Start of THE RECORDS
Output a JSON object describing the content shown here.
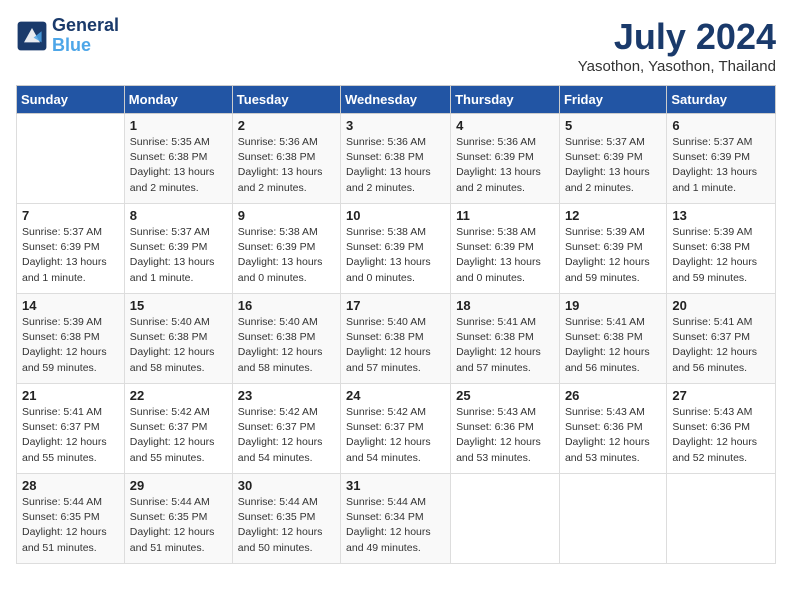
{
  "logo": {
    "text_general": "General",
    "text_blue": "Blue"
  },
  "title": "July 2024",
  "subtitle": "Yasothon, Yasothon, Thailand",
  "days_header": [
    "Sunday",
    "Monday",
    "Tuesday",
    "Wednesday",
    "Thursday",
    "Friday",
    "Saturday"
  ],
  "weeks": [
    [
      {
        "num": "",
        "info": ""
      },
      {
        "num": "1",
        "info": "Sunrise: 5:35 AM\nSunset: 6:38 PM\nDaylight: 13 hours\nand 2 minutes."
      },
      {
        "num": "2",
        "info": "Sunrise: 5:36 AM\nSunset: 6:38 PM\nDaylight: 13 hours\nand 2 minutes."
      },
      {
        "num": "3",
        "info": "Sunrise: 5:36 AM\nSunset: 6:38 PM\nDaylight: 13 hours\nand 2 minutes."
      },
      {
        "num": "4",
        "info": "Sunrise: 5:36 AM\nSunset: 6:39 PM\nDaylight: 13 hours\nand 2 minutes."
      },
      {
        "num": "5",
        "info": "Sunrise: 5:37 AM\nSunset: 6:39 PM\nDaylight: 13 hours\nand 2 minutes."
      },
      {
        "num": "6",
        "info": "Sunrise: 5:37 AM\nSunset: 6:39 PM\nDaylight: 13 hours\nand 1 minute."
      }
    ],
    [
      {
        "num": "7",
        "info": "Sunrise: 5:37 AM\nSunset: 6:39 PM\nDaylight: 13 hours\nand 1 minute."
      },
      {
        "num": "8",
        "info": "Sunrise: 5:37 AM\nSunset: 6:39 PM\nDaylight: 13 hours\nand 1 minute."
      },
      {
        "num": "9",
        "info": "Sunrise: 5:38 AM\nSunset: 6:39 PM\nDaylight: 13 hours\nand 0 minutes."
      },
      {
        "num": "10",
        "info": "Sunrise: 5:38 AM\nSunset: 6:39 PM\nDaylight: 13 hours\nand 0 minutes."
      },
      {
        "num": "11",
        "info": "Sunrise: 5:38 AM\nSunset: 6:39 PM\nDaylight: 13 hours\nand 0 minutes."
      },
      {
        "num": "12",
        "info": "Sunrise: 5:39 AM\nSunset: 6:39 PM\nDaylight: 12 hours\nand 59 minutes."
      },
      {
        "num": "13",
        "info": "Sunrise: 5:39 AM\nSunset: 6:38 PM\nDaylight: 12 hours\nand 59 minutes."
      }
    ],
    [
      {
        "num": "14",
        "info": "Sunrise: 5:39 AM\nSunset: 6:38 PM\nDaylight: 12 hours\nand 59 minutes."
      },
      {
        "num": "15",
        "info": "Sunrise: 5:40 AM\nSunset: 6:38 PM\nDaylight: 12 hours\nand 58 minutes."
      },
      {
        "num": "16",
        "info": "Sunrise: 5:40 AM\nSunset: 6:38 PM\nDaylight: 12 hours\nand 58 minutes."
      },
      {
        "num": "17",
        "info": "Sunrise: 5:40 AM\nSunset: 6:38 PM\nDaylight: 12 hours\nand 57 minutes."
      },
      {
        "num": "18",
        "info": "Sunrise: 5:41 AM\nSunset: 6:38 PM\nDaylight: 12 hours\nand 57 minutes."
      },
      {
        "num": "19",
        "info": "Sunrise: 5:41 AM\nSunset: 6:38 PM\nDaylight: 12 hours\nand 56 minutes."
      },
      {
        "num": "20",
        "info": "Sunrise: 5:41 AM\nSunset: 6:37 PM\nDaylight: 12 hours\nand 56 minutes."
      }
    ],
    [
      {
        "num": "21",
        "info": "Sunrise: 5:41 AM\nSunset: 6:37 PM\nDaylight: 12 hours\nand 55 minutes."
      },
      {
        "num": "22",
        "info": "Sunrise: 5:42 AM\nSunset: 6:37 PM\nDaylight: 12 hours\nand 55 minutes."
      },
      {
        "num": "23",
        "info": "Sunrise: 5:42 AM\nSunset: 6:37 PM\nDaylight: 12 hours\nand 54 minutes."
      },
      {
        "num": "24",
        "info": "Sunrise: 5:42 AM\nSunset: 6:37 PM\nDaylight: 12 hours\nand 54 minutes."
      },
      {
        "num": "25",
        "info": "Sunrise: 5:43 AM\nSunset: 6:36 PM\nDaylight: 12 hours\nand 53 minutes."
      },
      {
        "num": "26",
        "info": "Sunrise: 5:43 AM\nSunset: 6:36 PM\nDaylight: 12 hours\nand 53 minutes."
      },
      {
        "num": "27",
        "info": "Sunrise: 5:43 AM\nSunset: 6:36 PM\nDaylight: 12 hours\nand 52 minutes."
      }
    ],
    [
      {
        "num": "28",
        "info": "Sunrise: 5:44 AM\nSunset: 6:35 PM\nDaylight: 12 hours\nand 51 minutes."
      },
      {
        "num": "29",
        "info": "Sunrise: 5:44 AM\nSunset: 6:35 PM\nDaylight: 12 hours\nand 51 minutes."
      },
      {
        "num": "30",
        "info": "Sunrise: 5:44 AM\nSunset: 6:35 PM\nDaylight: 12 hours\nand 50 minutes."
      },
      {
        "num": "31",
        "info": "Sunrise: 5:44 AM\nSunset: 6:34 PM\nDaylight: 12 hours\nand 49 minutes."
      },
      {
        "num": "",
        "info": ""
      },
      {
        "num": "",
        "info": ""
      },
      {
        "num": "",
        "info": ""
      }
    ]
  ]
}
End of THE RECORDS
INSTRUCTION: Omit the pictures and give the material again, exactly and in full.

ANSWER TO THIS EXERCISE:
Output a JSON object describing the content shown here.
{
  "logo": {
    "text_general": "General",
    "text_blue": "Blue"
  },
  "title": "July 2024",
  "subtitle": "Yasothon, Yasothon, Thailand",
  "days_header": [
    "Sunday",
    "Monday",
    "Tuesday",
    "Wednesday",
    "Thursday",
    "Friday",
    "Saturday"
  ],
  "weeks": [
    [
      {
        "num": "",
        "info": ""
      },
      {
        "num": "1",
        "info": "Sunrise: 5:35 AM\nSunset: 6:38 PM\nDaylight: 13 hours\nand 2 minutes."
      },
      {
        "num": "2",
        "info": "Sunrise: 5:36 AM\nSunset: 6:38 PM\nDaylight: 13 hours\nand 2 minutes."
      },
      {
        "num": "3",
        "info": "Sunrise: 5:36 AM\nSunset: 6:38 PM\nDaylight: 13 hours\nand 2 minutes."
      },
      {
        "num": "4",
        "info": "Sunrise: 5:36 AM\nSunset: 6:39 PM\nDaylight: 13 hours\nand 2 minutes."
      },
      {
        "num": "5",
        "info": "Sunrise: 5:37 AM\nSunset: 6:39 PM\nDaylight: 13 hours\nand 2 minutes."
      },
      {
        "num": "6",
        "info": "Sunrise: 5:37 AM\nSunset: 6:39 PM\nDaylight: 13 hours\nand 1 minute."
      }
    ],
    [
      {
        "num": "7",
        "info": "Sunrise: 5:37 AM\nSunset: 6:39 PM\nDaylight: 13 hours\nand 1 minute."
      },
      {
        "num": "8",
        "info": "Sunrise: 5:37 AM\nSunset: 6:39 PM\nDaylight: 13 hours\nand 1 minute."
      },
      {
        "num": "9",
        "info": "Sunrise: 5:38 AM\nSunset: 6:39 PM\nDaylight: 13 hours\nand 0 minutes."
      },
      {
        "num": "10",
        "info": "Sunrise: 5:38 AM\nSunset: 6:39 PM\nDaylight: 13 hours\nand 0 minutes."
      },
      {
        "num": "11",
        "info": "Sunrise: 5:38 AM\nSunset: 6:39 PM\nDaylight: 13 hours\nand 0 minutes."
      },
      {
        "num": "12",
        "info": "Sunrise: 5:39 AM\nSunset: 6:39 PM\nDaylight: 12 hours\nand 59 minutes."
      },
      {
        "num": "13",
        "info": "Sunrise: 5:39 AM\nSunset: 6:38 PM\nDaylight: 12 hours\nand 59 minutes."
      }
    ],
    [
      {
        "num": "14",
        "info": "Sunrise: 5:39 AM\nSunset: 6:38 PM\nDaylight: 12 hours\nand 59 minutes."
      },
      {
        "num": "15",
        "info": "Sunrise: 5:40 AM\nSunset: 6:38 PM\nDaylight: 12 hours\nand 58 minutes."
      },
      {
        "num": "16",
        "info": "Sunrise: 5:40 AM\nSunset: 6:38 PM\nDaylight: 12 hours\nand 58 minutes."
      },
      {
        "num": "17",
        "info": "Sunrise: 5:40 AM\nSunset: 6:38 PM\nDaylight: 12 hours\nand 57 minutes."
      },
      {
        "num": "18",
        "info": "Sunrise: 5:41 AM\nSunset: 6:38 PM\nDaylight: 12 hours\nand 57 minutes."
      },
      {
        "num": "19",
        "info": "Sunrise: 5:41 AM\nSunset: 6:38 PM\nDaylight: 12 hours\nand 56 minutes."
      },
      {
        "num": "20",
        "info": "Sunrise: 5:41 AM\nSunset: 6:37 PM\nDaylight: 12 hours\nand 56 minutes."
      }
    ],
    [
      {
        "num": "21",
        "info": "Sunrise: 5:41 AM\nSunset: 6:37 PM\nDaylight: 12 hours\nand 55 minutes."
      },
      {
        "num": "22",
        "info": "Sunrise: 5:42 AM\nSunset: 6:37 PM\nDaylight: 12 hours\nand 55 minutes."
      },
      {
        "num": "23",
        "info": "Sunrise: 5:42 AM\nSunset: 6:37 PM\nDaylight: 12 hours\nand 54 minutes."
      },
      {
        "num": "24",
        "info": "Sunrise: 5:42 AM\nSunset: 6:37 PM\nDaylight: 12 hours\nand 54 minutes."
      },
      {
        "num": "25",
        "info": "Sunrise: 5:43 AM\nSunset: 6:36 PM\nDaylight: 12 hours\nand 53 minutes."
      },
      {
        "num": "26",
        "info": "Sunrise: 5:43 AM\nSunset: 6:36 PM\nDaylight: 12 hours\nand 53 minutes."
      },
      {
        "num": "27",
        "info": "Sunrise: 5:43 AM\nSunset: 6:36 PM\nDaylight: 12 hours\nand 52 minutes."
      }
    ],
    [
      {
        "num": "28",
        "info": "Sunrise: 5:44 AM\nSunset: 6:35 PM\nDaylight: 12 hours\nand 51 minutes."
      },
      {
        "num": "29",
        "info": "Sunrise: 5:44 AM\nSunset: 6:35 PM\nDaylight: 12 hours\nand 51 minutes."
      },
      {
        "num": "30",
        "info": "Sunrise: 5:44 AM\nSunset: 6:35 PM\nDaylight: 12 hours\nand 50 minutes."
      },
      {
        "num": "31",
        "info": "Sunrise: 5:44 AM\nSunset: 6:34 PM\nDaylight: 12 hours\nand 49 minutes."
      },
      {
        "num": "",
        "info": ""
      },
      {
        "num": "",
        "info": ""
      },
      {
        "num": "",
        "info": ""
      }
    ]
  ]
}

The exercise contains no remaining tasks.